↓↓↓

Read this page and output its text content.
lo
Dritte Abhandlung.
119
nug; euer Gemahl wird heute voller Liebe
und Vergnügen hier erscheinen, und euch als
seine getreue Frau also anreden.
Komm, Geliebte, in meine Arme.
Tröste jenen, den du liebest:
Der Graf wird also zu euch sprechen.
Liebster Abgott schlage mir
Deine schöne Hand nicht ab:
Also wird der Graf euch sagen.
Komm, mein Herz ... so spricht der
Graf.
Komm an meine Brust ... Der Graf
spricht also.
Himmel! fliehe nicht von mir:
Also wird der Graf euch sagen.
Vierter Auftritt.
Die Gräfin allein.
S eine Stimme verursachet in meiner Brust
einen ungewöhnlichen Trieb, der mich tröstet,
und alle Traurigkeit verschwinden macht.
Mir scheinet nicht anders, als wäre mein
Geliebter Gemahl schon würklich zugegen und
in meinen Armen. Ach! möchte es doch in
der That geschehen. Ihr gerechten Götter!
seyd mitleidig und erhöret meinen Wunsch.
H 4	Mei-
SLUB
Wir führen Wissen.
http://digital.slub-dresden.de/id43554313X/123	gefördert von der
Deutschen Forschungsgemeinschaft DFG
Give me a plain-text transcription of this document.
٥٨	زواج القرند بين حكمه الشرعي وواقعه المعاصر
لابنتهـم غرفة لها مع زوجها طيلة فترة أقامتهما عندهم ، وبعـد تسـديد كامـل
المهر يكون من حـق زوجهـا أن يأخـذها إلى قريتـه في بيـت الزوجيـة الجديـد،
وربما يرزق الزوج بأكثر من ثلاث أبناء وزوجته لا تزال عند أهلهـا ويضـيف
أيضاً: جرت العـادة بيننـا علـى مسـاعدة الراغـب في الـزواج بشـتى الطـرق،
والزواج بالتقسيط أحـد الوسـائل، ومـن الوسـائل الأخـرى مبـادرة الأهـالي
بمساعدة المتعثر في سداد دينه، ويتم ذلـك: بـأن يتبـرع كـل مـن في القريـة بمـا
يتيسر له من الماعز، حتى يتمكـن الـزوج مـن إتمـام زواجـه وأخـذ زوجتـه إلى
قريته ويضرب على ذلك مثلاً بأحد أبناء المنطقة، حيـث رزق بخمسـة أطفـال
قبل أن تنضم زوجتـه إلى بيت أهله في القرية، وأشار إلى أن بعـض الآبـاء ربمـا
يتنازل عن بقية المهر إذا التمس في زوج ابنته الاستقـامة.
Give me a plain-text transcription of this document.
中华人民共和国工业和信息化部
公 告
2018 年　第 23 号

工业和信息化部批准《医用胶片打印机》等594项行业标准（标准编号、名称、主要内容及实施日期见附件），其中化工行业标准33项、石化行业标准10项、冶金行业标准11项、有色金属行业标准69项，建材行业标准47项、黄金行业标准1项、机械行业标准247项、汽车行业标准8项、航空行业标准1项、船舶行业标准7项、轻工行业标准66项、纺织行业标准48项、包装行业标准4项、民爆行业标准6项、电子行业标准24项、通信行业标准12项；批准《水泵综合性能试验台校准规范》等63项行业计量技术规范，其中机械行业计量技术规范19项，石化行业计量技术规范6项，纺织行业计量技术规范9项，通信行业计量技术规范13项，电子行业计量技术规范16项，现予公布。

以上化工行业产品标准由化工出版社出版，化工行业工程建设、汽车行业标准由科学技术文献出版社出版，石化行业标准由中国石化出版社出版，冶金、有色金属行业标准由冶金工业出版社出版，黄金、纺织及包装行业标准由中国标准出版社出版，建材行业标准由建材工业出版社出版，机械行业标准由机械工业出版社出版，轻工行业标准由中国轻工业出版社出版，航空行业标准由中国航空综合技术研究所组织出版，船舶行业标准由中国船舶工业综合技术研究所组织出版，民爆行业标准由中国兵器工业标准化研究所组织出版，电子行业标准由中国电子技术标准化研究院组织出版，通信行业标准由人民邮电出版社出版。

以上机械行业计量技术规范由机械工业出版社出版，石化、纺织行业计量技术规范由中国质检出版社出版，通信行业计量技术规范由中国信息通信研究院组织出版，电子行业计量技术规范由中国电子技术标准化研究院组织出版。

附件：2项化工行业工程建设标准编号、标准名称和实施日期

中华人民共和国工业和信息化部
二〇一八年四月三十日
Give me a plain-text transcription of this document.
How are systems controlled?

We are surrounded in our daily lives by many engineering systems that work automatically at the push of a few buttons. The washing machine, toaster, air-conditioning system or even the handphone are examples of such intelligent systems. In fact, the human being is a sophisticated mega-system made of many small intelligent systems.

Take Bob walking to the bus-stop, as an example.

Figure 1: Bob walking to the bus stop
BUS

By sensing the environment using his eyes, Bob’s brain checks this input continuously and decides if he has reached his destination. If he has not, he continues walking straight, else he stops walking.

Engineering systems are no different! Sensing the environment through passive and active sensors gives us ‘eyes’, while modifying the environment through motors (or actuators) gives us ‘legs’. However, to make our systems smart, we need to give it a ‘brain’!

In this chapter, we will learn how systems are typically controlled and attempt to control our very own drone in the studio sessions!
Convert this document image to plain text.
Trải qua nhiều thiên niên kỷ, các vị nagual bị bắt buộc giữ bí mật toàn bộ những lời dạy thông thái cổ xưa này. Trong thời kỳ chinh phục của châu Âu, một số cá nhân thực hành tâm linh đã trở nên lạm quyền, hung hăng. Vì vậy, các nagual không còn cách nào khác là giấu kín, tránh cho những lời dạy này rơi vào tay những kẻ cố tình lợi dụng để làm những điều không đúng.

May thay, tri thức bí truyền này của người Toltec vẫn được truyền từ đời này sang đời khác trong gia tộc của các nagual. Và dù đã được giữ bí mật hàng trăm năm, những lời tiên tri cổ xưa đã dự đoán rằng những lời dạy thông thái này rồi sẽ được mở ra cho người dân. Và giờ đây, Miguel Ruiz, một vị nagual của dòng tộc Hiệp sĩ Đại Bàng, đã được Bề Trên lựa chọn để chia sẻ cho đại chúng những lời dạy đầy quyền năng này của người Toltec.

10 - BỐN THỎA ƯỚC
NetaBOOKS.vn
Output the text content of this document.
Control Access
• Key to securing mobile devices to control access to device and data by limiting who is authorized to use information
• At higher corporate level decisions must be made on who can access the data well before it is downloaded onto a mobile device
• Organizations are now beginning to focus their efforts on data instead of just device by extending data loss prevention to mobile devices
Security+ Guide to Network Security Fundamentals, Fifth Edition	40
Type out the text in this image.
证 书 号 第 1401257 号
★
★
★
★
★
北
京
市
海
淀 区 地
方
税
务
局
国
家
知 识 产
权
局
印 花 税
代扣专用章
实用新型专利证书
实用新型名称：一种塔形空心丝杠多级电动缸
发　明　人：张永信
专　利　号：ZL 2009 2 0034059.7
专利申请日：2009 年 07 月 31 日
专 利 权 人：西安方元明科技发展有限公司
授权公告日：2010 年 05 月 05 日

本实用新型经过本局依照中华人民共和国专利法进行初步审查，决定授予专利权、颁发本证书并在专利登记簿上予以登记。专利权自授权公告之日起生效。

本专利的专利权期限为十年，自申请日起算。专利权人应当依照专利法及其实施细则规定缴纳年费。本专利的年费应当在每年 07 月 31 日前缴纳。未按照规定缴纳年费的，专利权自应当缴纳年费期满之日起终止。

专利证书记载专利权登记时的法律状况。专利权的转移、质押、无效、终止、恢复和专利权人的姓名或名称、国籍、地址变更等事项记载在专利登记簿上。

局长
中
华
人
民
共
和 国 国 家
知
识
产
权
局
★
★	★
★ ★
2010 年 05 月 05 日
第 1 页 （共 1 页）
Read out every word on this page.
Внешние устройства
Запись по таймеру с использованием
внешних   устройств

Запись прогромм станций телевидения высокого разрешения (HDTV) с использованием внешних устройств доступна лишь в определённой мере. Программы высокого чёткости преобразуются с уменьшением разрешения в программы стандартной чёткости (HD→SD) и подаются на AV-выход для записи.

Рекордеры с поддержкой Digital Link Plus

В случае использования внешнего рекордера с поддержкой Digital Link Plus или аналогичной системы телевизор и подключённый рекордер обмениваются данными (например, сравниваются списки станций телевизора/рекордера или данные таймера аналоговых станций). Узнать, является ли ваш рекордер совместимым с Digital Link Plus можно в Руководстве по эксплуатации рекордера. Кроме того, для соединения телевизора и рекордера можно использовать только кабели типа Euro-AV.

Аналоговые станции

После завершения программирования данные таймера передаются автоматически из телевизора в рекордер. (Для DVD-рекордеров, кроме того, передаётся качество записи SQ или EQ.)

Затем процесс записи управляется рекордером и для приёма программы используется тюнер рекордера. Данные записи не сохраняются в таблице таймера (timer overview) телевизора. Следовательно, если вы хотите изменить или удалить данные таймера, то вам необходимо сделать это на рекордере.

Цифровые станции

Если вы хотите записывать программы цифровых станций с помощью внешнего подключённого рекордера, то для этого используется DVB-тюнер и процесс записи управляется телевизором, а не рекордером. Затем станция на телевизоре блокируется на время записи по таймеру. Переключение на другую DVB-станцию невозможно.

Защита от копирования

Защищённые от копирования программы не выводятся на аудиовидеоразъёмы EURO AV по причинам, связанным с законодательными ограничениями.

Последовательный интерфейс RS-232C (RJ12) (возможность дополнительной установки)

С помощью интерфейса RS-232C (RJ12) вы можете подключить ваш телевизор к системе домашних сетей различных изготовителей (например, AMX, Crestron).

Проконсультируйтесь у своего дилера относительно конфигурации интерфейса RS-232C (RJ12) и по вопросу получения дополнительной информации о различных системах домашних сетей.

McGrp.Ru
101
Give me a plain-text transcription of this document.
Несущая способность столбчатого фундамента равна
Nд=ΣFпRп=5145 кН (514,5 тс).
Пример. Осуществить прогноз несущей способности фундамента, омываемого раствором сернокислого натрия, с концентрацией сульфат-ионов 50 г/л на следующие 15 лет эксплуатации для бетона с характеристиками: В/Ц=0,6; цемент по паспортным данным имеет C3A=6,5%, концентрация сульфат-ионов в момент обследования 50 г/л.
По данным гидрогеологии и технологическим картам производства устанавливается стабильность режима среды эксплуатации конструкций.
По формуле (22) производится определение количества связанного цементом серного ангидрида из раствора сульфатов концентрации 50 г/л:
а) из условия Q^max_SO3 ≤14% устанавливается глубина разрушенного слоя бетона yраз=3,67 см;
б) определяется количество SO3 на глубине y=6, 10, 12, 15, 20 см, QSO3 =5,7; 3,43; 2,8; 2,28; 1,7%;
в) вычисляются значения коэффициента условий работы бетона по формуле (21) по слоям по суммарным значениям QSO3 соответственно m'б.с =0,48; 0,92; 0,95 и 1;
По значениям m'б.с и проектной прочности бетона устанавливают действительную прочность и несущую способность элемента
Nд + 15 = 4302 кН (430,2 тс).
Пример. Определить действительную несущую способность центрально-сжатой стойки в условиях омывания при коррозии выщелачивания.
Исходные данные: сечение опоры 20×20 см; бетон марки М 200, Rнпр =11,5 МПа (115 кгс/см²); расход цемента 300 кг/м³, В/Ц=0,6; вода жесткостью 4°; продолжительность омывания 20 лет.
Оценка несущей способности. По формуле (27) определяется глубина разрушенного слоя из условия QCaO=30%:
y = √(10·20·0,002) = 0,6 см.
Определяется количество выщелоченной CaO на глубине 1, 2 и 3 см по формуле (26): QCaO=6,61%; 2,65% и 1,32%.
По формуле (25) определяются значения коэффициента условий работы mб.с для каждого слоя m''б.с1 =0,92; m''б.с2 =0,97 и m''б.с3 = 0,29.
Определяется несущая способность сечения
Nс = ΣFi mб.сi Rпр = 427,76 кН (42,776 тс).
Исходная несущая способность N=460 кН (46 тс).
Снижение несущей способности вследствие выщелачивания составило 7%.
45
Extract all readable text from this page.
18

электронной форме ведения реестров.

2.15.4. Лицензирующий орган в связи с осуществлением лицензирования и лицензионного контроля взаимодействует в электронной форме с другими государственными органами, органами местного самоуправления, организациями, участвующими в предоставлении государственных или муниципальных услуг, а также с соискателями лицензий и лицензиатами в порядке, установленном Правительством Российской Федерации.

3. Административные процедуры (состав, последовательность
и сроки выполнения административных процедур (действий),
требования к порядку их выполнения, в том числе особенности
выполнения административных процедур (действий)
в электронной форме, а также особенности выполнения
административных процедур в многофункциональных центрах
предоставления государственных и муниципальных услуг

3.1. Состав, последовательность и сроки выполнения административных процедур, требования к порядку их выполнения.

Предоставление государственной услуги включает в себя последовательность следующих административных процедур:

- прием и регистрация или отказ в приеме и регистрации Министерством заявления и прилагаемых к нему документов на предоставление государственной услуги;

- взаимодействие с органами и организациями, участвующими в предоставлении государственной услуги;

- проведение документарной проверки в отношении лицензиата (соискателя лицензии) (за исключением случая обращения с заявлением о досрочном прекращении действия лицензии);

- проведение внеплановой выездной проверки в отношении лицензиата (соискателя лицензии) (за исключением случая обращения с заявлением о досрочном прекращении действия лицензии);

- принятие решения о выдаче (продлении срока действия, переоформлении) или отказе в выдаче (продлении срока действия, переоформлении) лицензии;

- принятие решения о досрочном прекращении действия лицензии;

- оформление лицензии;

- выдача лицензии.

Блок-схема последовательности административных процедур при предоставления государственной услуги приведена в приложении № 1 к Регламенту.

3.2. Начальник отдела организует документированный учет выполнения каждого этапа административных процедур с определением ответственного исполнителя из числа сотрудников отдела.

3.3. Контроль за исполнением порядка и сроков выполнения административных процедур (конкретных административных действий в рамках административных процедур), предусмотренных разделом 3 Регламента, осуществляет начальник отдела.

↑↑↑

Do this. Of the lines in the records, how many contain the word "таймеру"? Answer with the number and nothing else.

Answer to this task. 2